Zacznę dziś od dopisania kilku zdań do przedwczorajszej secondhandowej relacji z dwu zebrań, jakie kurator Wierzchowski zwołał dla dyrektorów gimnazjów i podstawówek, którzy musieli przybyć tam z przedstawicielką/przedstawicielem rodziców uczniów ostatnich klas tych szkół.

 

Świadomie użyłem słowa „musieli, gdyż z relacji uczestników tych spotkań dowiedziałem się, iż urzędnicy KO skrupulatnie zbierali podpisy na wyłożonych przed wejściem na salę listach obecności, do których – świadomi ewentualnych konsekwencji dyrektorzy – dopychali się z przyprowadzonym „rodzicem”, aby potwierdzić swoją i jej/jego obecność. Sytuacja ta świadczy pośrednio za tezą, że właśnie to było głównym celem tych zebrań: zapewnienie na nich obecności rodziców (nad którymi wszak kurator nie ma władzy), aby mieć możliwość podjęcia próby skonfliktowania szkolnych społeczności: rodziców z nauczycielami.

_ _ _ _ _ _ _

Zadanie do wykonania →
Kontynuuj powyższy tekst o zebraniach zwołanych przez kuratora Wierzchowskiego, zaczynając zaraz po jego ostatnim zdaniu.

Fragmenty zapisów →
_ _ _ _ _ _ _

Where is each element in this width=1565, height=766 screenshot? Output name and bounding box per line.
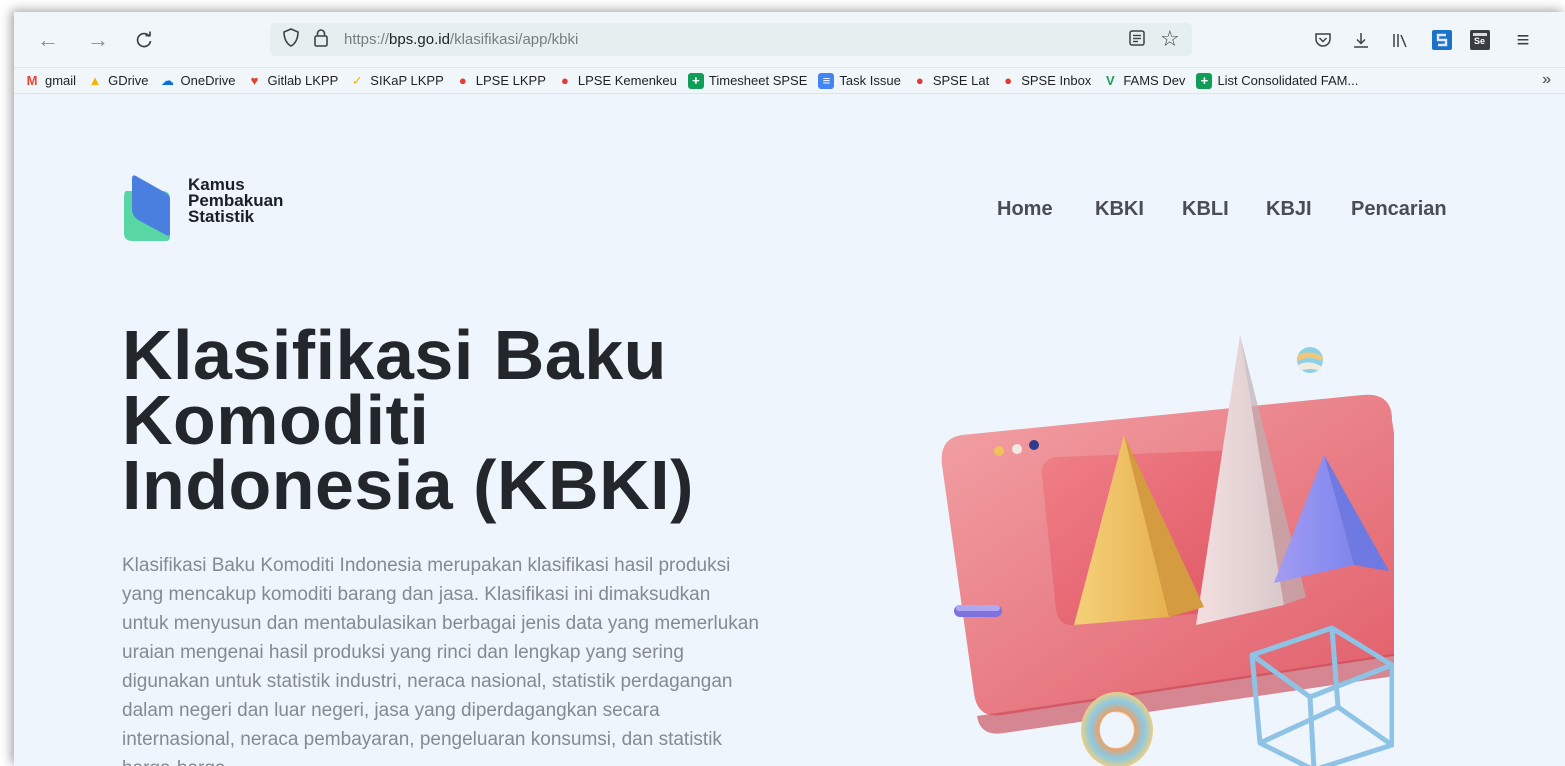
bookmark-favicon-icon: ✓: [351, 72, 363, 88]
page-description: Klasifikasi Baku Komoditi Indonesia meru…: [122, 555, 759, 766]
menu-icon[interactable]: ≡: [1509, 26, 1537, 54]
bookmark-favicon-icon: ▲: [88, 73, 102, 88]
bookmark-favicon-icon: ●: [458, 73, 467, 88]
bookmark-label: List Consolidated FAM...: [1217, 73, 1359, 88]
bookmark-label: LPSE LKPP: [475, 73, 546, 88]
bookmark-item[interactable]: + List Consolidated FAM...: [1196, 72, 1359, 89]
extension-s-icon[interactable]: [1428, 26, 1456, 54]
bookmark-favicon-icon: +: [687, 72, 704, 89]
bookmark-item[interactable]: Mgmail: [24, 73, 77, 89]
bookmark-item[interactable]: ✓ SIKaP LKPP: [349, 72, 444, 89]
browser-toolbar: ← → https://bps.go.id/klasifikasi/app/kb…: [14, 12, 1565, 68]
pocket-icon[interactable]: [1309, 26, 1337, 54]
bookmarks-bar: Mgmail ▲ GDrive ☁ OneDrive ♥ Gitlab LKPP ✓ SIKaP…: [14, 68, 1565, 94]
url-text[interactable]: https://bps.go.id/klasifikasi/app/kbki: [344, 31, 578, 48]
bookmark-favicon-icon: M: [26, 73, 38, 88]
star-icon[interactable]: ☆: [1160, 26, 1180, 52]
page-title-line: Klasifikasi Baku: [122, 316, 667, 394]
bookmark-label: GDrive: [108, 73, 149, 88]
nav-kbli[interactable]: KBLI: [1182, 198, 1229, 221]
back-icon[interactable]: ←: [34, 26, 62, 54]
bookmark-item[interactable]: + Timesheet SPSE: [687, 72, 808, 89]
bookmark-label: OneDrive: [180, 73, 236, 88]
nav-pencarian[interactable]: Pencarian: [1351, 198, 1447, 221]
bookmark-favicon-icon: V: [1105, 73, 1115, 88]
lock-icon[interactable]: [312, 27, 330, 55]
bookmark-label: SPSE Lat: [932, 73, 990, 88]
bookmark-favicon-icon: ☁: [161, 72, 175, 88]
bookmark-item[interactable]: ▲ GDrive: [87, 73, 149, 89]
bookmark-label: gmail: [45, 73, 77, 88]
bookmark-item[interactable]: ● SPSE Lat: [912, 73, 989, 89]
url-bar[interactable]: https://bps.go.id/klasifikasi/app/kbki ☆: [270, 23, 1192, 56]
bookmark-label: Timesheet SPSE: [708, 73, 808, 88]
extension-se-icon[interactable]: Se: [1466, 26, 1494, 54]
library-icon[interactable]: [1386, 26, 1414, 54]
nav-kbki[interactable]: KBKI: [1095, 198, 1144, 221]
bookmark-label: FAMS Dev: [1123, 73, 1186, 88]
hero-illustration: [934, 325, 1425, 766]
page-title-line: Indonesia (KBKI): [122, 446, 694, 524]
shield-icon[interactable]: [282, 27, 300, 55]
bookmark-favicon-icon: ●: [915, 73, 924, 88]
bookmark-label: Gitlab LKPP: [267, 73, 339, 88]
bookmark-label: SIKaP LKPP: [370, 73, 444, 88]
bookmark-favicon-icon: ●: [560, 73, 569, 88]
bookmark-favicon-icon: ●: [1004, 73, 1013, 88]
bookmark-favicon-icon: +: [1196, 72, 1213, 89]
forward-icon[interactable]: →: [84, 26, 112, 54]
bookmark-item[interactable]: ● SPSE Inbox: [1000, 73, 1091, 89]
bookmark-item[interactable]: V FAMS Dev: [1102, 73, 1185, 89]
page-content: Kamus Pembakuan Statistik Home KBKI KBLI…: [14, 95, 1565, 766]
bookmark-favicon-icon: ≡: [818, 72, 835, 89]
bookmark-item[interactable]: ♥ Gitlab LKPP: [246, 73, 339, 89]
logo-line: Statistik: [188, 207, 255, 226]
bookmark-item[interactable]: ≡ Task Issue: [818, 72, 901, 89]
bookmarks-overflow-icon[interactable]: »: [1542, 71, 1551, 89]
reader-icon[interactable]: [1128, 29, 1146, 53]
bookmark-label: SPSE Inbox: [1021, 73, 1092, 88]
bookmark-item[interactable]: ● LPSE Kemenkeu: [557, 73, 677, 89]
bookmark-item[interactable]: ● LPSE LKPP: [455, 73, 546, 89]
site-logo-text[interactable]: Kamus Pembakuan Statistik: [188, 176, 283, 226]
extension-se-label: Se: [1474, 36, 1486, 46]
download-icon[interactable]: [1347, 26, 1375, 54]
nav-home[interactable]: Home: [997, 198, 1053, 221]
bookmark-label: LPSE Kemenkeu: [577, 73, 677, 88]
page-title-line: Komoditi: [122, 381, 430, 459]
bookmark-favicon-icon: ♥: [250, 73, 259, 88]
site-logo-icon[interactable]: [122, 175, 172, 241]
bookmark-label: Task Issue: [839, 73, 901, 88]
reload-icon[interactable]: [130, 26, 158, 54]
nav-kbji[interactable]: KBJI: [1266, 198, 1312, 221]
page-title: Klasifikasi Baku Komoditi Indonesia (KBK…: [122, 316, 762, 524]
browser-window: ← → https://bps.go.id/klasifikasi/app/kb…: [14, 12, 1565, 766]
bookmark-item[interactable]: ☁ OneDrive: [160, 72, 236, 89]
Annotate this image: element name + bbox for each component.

_ _ _ _ _ _ _

Rozwiązanie zadania →
 

Na jeszcze jeden element przebiegu tych zebrań zwróciła moją uwagę jedna z osób tam obecnych. Otóż pan kurator bardzo pilnował, aby każda zabierająca głos „z sali” osoba przedstawiała się nie tylko z imienia i nazwiska, ale także by podawała nazwę szkoły, którą reprezentuje. Wiem, że taka prezentacja jest elementarną zasadą cywilizowanej debaty, jednak w tej konkretnej sytuacji – silnej zależności służbowej dyrektorów szkół od prowadzącego zebranie szefa „organu”, miała (całe szczęście, że nie u wszystkich) efekt, jeśli nie onieśmielający, to przynajmniej łagodzący ostrość ich wystąpień. I to także – bez wątpienia – było świadomie zastosowanym środkiem, mającym zapobiec agresywnym wystąpieniom w stosunku do ministerialnej władzy oświatowej, reprezentowanej na tej sali przez ŁKO.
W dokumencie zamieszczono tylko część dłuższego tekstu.